# Work to be completed:
Every entry here needs to be repeated exactly.

# Extracted entries:
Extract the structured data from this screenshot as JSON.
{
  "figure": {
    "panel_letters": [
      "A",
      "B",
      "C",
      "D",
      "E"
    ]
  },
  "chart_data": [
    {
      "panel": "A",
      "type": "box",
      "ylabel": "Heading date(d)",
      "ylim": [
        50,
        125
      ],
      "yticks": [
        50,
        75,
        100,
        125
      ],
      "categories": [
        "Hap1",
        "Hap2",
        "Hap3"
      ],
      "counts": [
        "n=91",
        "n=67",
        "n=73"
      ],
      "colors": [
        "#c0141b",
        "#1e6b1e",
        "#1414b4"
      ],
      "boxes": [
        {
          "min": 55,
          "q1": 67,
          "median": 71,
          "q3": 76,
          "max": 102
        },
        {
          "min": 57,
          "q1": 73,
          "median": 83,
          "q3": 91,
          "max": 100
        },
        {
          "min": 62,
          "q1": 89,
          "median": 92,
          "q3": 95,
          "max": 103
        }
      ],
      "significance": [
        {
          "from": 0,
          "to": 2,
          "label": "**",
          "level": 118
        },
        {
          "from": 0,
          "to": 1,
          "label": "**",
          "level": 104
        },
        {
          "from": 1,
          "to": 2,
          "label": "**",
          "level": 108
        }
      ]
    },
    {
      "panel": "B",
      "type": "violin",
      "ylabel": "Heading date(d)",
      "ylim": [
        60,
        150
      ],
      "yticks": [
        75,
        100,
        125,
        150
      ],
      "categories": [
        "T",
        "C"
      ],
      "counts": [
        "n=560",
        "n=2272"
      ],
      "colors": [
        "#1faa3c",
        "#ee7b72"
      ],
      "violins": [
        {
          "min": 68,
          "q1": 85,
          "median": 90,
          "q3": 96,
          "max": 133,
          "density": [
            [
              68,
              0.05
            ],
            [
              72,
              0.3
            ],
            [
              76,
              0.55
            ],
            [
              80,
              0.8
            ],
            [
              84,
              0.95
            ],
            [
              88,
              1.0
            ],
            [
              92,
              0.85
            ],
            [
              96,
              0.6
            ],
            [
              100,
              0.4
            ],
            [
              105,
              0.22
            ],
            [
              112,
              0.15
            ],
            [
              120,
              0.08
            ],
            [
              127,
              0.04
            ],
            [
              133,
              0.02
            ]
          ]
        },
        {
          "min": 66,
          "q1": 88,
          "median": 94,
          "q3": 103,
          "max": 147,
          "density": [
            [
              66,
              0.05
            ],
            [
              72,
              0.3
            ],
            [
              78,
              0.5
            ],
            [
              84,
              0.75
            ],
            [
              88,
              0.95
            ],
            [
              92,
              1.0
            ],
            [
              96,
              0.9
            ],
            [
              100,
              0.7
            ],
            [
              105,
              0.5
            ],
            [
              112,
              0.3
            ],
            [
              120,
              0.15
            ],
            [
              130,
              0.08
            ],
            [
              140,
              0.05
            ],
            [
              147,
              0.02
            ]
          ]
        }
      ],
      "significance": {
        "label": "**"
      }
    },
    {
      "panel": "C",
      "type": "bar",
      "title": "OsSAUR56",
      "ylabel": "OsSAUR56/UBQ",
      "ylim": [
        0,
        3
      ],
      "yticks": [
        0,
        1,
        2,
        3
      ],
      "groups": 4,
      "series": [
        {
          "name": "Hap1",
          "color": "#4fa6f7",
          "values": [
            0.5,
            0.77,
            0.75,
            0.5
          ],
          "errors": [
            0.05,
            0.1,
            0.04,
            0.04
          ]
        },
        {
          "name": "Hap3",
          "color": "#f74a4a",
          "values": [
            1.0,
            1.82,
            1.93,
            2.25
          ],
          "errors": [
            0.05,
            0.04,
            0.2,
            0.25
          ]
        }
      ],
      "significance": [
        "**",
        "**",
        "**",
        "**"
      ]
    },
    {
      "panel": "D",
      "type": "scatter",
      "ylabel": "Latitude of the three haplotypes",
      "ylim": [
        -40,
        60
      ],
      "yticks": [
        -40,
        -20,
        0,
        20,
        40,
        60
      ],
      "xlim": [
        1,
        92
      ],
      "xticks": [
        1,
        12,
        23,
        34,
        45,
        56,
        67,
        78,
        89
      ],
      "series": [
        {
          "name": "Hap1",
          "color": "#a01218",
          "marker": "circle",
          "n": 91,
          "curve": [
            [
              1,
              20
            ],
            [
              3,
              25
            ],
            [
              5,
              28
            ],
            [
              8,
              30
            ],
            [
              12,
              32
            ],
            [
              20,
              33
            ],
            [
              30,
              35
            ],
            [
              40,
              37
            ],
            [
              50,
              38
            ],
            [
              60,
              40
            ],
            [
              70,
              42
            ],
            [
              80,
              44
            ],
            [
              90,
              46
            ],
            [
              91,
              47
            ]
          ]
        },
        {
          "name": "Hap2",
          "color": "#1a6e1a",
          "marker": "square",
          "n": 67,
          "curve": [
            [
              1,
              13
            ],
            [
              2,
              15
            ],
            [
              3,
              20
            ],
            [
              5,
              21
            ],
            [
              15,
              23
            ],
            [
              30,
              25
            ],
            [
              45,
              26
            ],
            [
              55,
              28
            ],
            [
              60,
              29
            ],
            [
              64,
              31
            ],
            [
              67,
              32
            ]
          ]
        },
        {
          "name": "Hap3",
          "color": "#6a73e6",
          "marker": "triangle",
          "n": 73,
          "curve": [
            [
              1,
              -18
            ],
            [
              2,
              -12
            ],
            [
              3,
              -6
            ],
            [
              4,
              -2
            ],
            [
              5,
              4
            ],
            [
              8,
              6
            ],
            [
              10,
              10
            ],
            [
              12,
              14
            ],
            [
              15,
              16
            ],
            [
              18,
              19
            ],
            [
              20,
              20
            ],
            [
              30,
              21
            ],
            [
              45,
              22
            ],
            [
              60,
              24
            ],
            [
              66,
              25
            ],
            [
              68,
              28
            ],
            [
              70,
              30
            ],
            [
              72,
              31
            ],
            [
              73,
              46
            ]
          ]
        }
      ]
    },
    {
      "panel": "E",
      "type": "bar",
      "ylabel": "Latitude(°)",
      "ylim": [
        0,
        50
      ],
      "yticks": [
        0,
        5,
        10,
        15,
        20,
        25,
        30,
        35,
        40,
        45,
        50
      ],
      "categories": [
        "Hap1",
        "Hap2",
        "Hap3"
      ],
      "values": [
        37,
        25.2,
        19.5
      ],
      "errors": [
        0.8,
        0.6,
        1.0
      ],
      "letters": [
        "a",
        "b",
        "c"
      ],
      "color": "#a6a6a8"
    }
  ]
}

# Output:
Extract the structured data from this screenshot as JSON.
{
  "figure": {
    "panel_letters": [
      "A",
      "B",
      "C",
      "D",
      "E"
    ]
  },
  "chart_data": [
    {
      "panel": "A",
      "type": "box",
      "ylabel": "Heading date(d)",
      "ylim": [
        50,
        125
      ],
      "yticks": [
        50,
        75,
        100,
        125
      ],
      "categories": [
        "Hap1",
        "Hap2",
        "Hap3"
      ],
      "counts": [
        "n=91",
        "n=67",
        "n=73"
      ],
      "colors": [
        "#c0141b",
        "#1e6b1e",
        "#1414b4"
      ],
      "boxes": [
        {
          "min": 55,
          "q1": 67,
          "median": 71,
          "q3": 76,
          "max": 102
        },
        {
          "min": 57,
          "q1": 73,
          "median": 83,
          "q3": 91,
          "max": 100
        },
        {
          "min": 62,
          "q1": 89,
          "median": 92,
          "q3": 95,
          "max": 103
        }
      ],
      "significance": [
        {
          "from": 0,
          "to": 2,
          "label": "**",
          "level": 118
        },
        {
          "from": 0,
          "to": 1,
          "label": "**",
          "level": 104
        },
        {
          "from": 1,
          "to": 2,
          "label": "**",
          "level": 108
        }
      ]
    },
    {
      "panel": "B",
      "type": "violin",
      "ylabel": "Heading date(d)",
      "ylim": [
        60,
        150
      ],
      "yticks": [
        75,
        100,
        125,
        150
      ],
      "categories": [
        "T",
        "C"
      ],
      "counts": [
        "n=560",
        "n=2272"
      ],
      "colors": [
        "#1faa3c",
        "#ee7b72"
      ],
      "violins": [
        {
          "min": 68,
          "q1": 85,
          "median": 90,
          "q3": 96,
          "max": 133,
          "density": [
            [
              68,
              0.05
            ],
            [
              72,
              0.3
            ],
            [
              76,
              0.55
            ],
            [
              80,
              0.8
            ],
            [
              84,
              0.95
            ],
            [
              88,
              1.0
            ],
            [
              92,
              0.85
            ],
            [
              96,
              0.6
            ],
            [
              100,
              0.4
            ],
            [
              105,
              0.22
            ],
            [
              112,
              0.15
            ],
            [
              120,
              0.08
            ],
            [
              127,
              0.04
            ],
            [
              133,
              0.02
            ]
          ]
        },
        {
          "min": 66,
          "q1": 88,
          "median": 94,
          "q3": 103,
          "max": 147,
          "density": [
            [
              66,
              0.05
            ],
            [
              72,
              0.3
            ],
            [
              78,
              0.5
            ],
            [
              84,
              0.75
            ],
            [
              88,
              0.95
            ],
            [
              92,
              1.0
            ],
            [
              96,
              0.9
            ],
            [
              100,
              0.7
            ],
            [
              105,
              0.5
            ],
            [
              112,
              0.3
            ],
            [
              120,
              0.15
            ],
            [
              130,
              0.08
            ],
            [
              140,
              0.05
            ],
            [
              147,
              0.02
            ]
          ]
        }
      ],
      "significance": {
        "label": "**"
      }
    },
    {
      "panel": "C",
      "type": "bar",
      "title": "OsSAUR56",
      "ylabel": "OsSAUR56/UBQ",
      "ylim": [
        0,
        3
      ],
      "yticks": [
        0,
        1,
        2,
        3
      ],
      "groups": 4,
      "series": [
        {
          "name": "Hap1",
          "color": "#4fa6f7",
          "values": [
            0.5,
            0.77,
            0.75,
            0.5
          ],
          "errors": [
            0.05,
            0.1,
            0.04,
            0.04
          ]
        },
        {
          "name": "Hap3",
          "color": "#f74a4a",
          "values": [
            1.0,
            1.82,
            1.93,
            2.25
          ],
          "errors": [
            0.05,
            0.04,
            0.2,
            0.25
          ]
        }
      ],
      "significance": [
        "**",
        "**",
        "**",
        "**"
      ]
    },
    {
      "panel": "D",
      "type": "scatter",
      "ylabel": "Latitude of the three haplotypes",
      "ylim": [
        -40,
        60
      ],
      "yticks": [
        -40,
        -20,
        0,
        20,
        40,
        60
      ],
      "xlim": [
        1,
        92
      ],
      "xticks": [
        1,
        12,
        23,
        34,
        45,
        56,
        67,
        78,
        89
      ],
      "series": [
        {
          "name": "Hap1",
          "color": "#a01218",
          "marker": "circle",
          "n": 91,
          "curve": [
            [
              1,
              20
            ],
            [
              3,
              25
            ],
            [
              5,
              28
            ],
            [
              8,
              30
            ],
            [
              12,
              32
            ],
            [
              20,
              33
            ],
            [
              30,
              35
            ],
            [
              40,
              37
            ],
            [
              50,
              38
            ],
            [
              60,
              40
            ],
            [
              70,
              42
            ],
            [
              80,
              44
            ],
            [
              90,
              46
            ],
            [
              91,
              47
            ]
          ]
        },
        {
          "name": "Hap2",
          "color": "#1a6e1a",
          "marker": "square",
          "n": 67,
          "curve": [
            [
              1,
              13
            ],
            [
              2,
              15
            ],
            [
              3,
              20
            ],
            [
              5,
              21
            ],
            [
              15,
              23
            ],
            [
              30,
              25
            ],
            [
              45,
              26
            ],
            [
              55,
              28
            ],
            [
              60,
              29
            ],
            [
              64,
              31
            ],
            [
              67,
              32
            ]
          ]
        },
        {
          "name": "Hap3",
          "color": "#6a73e6",
          "marker": "triangle",
          "n": 73,
          "curve": [
            [
              1,
              -18
            ],
            [
              2,
              -12
            ],
            [
              3,
              -6
            ],
            [
              4,
              -2
            ],
            [
              5,
              4
            ],
            [
              8,
              6
            ],
            [
              10,
              10
            ],
            [
              12,
              14
            ],
            [
              15,
              16
            ],
            [
              18,
              19
            ],
            [
              20,
              20
            ],
            [
              30,
              21
            ],
            [
              45,
              22
            ],
            [
              60,
              24
            ],
            [
              66,
              25
            ],
            [
              68,
              28
            ],
            [
              70,
              30
            ],
            [
              72,
              31
            ],
            [
              73,
              46
            ]
          ]
        }
      ]
    },
    {
      "panel": "E",
      "type": "bar",
      "ylabel": "Latitude(°)",
      "ylim": [
        0,
        50
      ],
      "yticks": [
        0,
        5,
        10,
        15,
        20,
        25,
        30,
        35,
        40,
        45,
        50
      ],
      "categories": [
        "Hap1",
        "Hap2",
        "Hap3"
      ],
      "values": [
        37,
        25.2,
        19.5
      ],
      "errors": [
        0.8,
        0.6,
        1.0
      ],
      "letters": [
        "a",
        "b",
        "c"
      ],
      "color": "#a6a6a8"
    }
  ]
}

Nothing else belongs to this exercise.